Излишне доказывать, что подобная критика евангелий совершенно несостоятельна, что она свидетельствует именно об отсутствии истинно критического отношения к вопросу у ее представителей. (Она могла быть хороша и полезна как первый шаг. Но за первым шагом, сделанным еще Спинозой, должен был следовать второй, а этого-то второго шага и не сделали немецкие просветители.) Вся заслуга Штрауса (1808—1874) заключается в том, что он положил конец бесплодным попыткам «сделать невероятное вероятным, исторически мыслимым то, чего не было в истории». Штраус видел в евангельских рассказах не повествования (более или менее точные, более или менее искаженные) о действительных событиях, а лишь мифы, бессознательно сложившиеся в недрах христианских общин и отражавшие собою мессианические идеи того времени, в которое они возникли. Подобно этому и речи Иисуса — и особенно самые возвышенные из них, приводимые в так называемом евангелии от Иоанна,— казались Штраусу плодом позднейшего творчества...

☆ ☆ ☆ ☆

● **Цель задания**
Перескажите короче абзац исходного текста, который начинается словами «Излишне доказывать», в виде списка главных фактов.

● **Список записей**
☆ ☆ ☆ ☆

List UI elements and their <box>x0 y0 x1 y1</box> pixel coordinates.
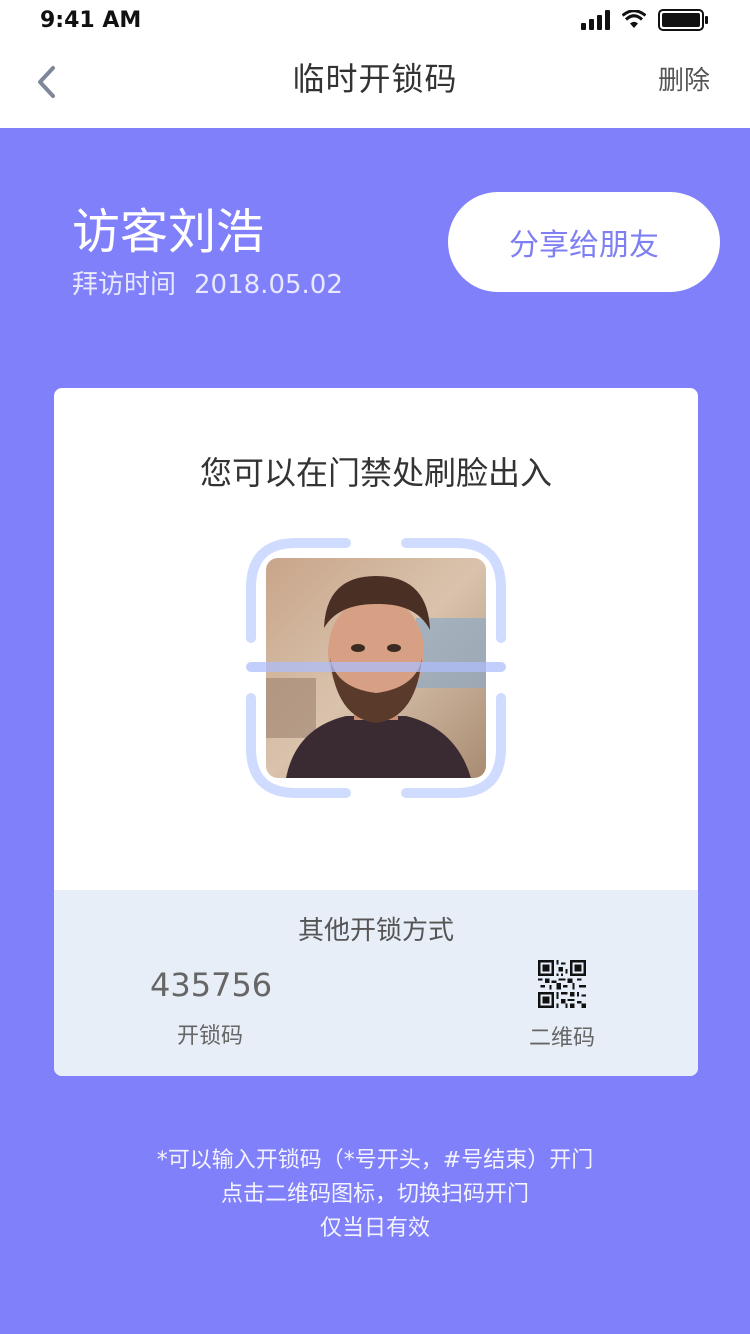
qr-code-label: 二维码 <box>528 1026 595 1051</box>
visit-time-label: 拜访时间 <box>72 270 177 300</box>
unlock-code-value: 435756 <box>150 966 273 1004</box>
face-unlock-instruction: 您可以在门禁处刷脸出入 <box>199 454 552 492</box>
unlock-card: 您可以在门禁处刷脸出入 其他开锁方式 435756 开锁码 二维码 <box>54 388 698 1076</box>
visit-date: 2018.05.02 <box>194 270 343 300</box>
unlock-code-option[interactable]: 435756 开锁码 <box>150 966 273 1050</box>
usage-notes: *可以输入开锁码（*号开头，#号结束）开门 点击二维码图标，切换扫码开门 仅当日… <box>0 1144 750 1246</box>
face-scan-frame <box>246 538 506 798</box>
wifi-icon <box>622 10 646 30</box>
scan-line <box>246 662 506 672</box>
top-bar: 9:41 AM 临时开锁码 删除 <box>0 0 750 128</box>
visit-time: 拜访时间 2018.05.02 <box>72 264 343 301</box>
battery-icon <box>658 9 710 31</box>
delete-button[interactable]: 删除 <box>658 60 710 97</box>
note-line: *可以输入开锁码（*号开头，#号结束）开门 <box>156 1148 594 1173</box>
other-unlock-methods: 其他开锁方式 435756 开锁码 二维码 <box>54 890 698 1076</box>
note-line: 仅当日有效 <box>319 1216 430 1241</box>
status-time: 9:41 AM <box>40 8 142 33</box>
signal-icon <box>581 10 610 30</box>
qr-code-icon <box>538 960 586 1008</box>
status-icons <box>581 9 710 31</box>
share-button[interactable]: 分享给朋友 <box>448 192 720 292</box>
page-title: 临时开锁码 <box>292 60 458 98</box>
qr-code-option[interactable]: 二维码 <box>522 960 602 1052</box>
other-methods-title: 其他开锁方式 <box>297 916 454 946</box>
note-line: 点击二维码图标，切换扫码开门 <box>220 1182 529 1207</box>
unlock-code-label: 开锁码 <box>176 1024 243 1049</box>
visitor-name: 访客刘浩 <box>72 204 265 260</box>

☆ ☆ ☆ ☆

● **Готовое решение**
- Такая критика евангелий несостоятельна: она говорит о том, что у ее представителей нет истинно критического подхода.
- Как первый шаг, сделанный еще Спинозой, она была хороша и полезна, но второго шага немецкие просветители не сделали.
- Заслуга Штрауса (1808—1874) в том, что он прекратил бесплодные попытки «сделать невероятное вероятным».
- Штраус видел в евангельских рассказах не повествования о действительных событиях, а мифы. Они бессознательно сложились в христианских общинах и отражали мессианические идеи своего времени.
- Речи Иисуса, особенно самые возвышенные из евангелия от Иоанна, он тоже считал плодом позднейшего творчества.